== Текст ==
Мы напоминаем ему о данных обещаниях, но он холодно отказывается от них. Племянница, бывшая свидетелем наших первых переговоров, стыдливо опускает голову. А жена, которая тоже прекрасно помнит все, начинает озабоченно переставлять стаканчики. У женщин нет голоса, им даже в голову не придет вмешаться. Переговоры становятся все более кислыми, и мы стараемся поскорее убраться в палатку, вежливо раскланявшись с этим островным Гарпагоном.
К нам приходят Расси и Тайе, сыновья старосты Комодо, и просят у нас курицу. Мы с удовольствием даем им. Они быстро режут, ощипывают ее, затем, вспоров ударом паранга, распластывают, как книгу, и кладут на палку, воткнутую под углом 45 градусов над костром. Минут через десять мы получаем превосходное блюдо, названное нами «цыпленок по-комодски».
С аппетитом уплетая его, они с горечью говорят нам про старого правителя островов:
— Он совсем плохой, туан. Уста его — сахар, но сердце — железо. Нам, право, стыдно за то, как он обошелся с вами после всего, что вы сделали для него. С нами он такой же: мы попросили свою долю, но он сказал, что дележ будет в Лабуанбаджо. А мы знаем, что это значит: он загонит все мясо по дикой цене и нам достанется несколько бросовых кусочков. Ведь у нас тоже жены и дети, они голодны и ждут мяса. У нас нет ни гроша, чтобы купить рис и уплатить налоги, а если мы не заплатим, будут неприятности…
— Налоги велики?
— От восьми до тридцати двух рупий[18]
на семью. Это немного, я знаю, но у нас и того нет. Мы питаемся только рыбой, а в этом году, как на грех, икан лури прошли мимо Комодо. Теперь вот голодаем, женщины и дети ходят в горы рыть корни и луковицы, но этого не хватает. Вам-то мы можем сказать: отец наш, староста Комодо, послал нас сюда с дальней мыслью. Дело в том, что начальство разрешило забить десять буйволов, а у нас есть уговор с китайцем, который обещал дать по пятьсот рупий за сушеное мясо буйвола. Тогда хватит уплатить налоги и купить риса для семей. Мы попросили полицейских с Лабуанбаджо убить буйволов, но они боятся и стреляют не ближе, чем с полутораста метров, и только зря ранили пятерых. Тогда отец сказал нам: «Сходите посмотреть, не охотится ли оранг перанджис (француз) с Ринджы на буйволов, и если да, попросите его приехать на Комодо помочь нам, а мы поможем ему». У нашего отца слово твердое, если он пообещает лодки, вы их получите, это уж точно.— Так что вы нам предлагаете?
===
§ Задания
1. Ответьте на вопросы по отрывку о Комодо.
(a) Как зовут сыновей старосты Комодо?
(b) Через сколько минут было готово блюдо из курицы?
(c) Скольких буйволов начальство разрешило забить?
2. Продолжите отрывок о Комодо с того места, на котором он заканчивается.
Записи получены из другого источника.
== Исходные данные ==
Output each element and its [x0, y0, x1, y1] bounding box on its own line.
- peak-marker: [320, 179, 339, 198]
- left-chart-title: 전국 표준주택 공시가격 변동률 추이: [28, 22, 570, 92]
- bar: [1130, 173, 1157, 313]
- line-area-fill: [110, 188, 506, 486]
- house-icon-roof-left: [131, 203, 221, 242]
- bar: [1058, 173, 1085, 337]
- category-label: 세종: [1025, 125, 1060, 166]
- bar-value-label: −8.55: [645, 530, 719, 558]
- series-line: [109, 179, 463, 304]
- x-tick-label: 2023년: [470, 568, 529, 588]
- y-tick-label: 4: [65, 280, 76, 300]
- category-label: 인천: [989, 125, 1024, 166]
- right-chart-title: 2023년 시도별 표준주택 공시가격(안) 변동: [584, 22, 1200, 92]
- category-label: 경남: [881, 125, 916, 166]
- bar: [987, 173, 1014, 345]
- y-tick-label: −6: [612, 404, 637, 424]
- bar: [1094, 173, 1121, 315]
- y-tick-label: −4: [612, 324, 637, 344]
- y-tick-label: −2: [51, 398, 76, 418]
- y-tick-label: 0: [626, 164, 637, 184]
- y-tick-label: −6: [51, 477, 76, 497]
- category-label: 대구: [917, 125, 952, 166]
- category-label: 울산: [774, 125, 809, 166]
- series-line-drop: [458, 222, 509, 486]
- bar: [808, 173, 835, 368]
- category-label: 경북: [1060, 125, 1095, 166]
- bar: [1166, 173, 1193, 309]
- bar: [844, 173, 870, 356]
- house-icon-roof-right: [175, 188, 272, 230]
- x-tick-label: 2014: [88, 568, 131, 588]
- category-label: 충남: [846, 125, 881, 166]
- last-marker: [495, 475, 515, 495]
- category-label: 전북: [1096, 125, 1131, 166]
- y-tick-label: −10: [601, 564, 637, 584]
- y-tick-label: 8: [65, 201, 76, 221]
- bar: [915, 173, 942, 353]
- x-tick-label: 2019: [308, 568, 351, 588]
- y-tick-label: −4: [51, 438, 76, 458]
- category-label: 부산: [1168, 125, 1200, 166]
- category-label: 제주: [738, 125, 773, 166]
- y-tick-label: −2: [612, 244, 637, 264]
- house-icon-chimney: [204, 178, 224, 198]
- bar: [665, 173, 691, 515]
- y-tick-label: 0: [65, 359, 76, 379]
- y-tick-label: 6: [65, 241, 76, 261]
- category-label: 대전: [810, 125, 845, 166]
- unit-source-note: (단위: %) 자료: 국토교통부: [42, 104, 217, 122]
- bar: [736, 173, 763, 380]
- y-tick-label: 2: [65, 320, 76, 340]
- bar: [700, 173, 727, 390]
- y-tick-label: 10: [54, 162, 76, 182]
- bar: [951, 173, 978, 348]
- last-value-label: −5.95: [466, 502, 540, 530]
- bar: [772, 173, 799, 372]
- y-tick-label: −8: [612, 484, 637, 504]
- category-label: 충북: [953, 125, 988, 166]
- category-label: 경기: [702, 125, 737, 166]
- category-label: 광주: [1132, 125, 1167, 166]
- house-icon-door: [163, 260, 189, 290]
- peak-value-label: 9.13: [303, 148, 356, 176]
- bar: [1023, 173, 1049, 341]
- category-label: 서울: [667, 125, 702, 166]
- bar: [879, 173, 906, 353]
===
§ Ответы к заданиям
1.
(a) Расси и Тайе.
(b) Примерно через десять минут.
(c) Десять.

2.
— Вот что: мы поедем расскажем отцу о том, что видели, и спросим, может ли он прислать за вами две лодки, чтобы перевезти вас с Ринджы на Комодо…
— …А потом с Комодо на Лабуанбаджо!
— Хорошо, хорошо, мы скажем об этом отцу, и если он согласится, то приедем за вами дней через десять. И уж будьте спокойны, на Комодо у нас не лгут.
— Не сомневаемся. Селамат джалан (счастливого пути) и до скорого!
— Только, туан, не говорите ничего бапе Пенггава: он будет очень гневаться.
Обещаем им полное молчание. Да и после недавней стычки мы не намерены вновь встречаться со старым правителем островов. На следующее утро, однако, он сам приходит прощаться, любезный и веселый, как будто ничего и не случилось. Его талант лицедея растапливает нашу сдержанность, и мы, простив, расстаемся добрыми друзьями. Он садится в лодку, обложенный подушечками, в окружении жены и красавицы племянницы, пославшей нам последнюю улыбку.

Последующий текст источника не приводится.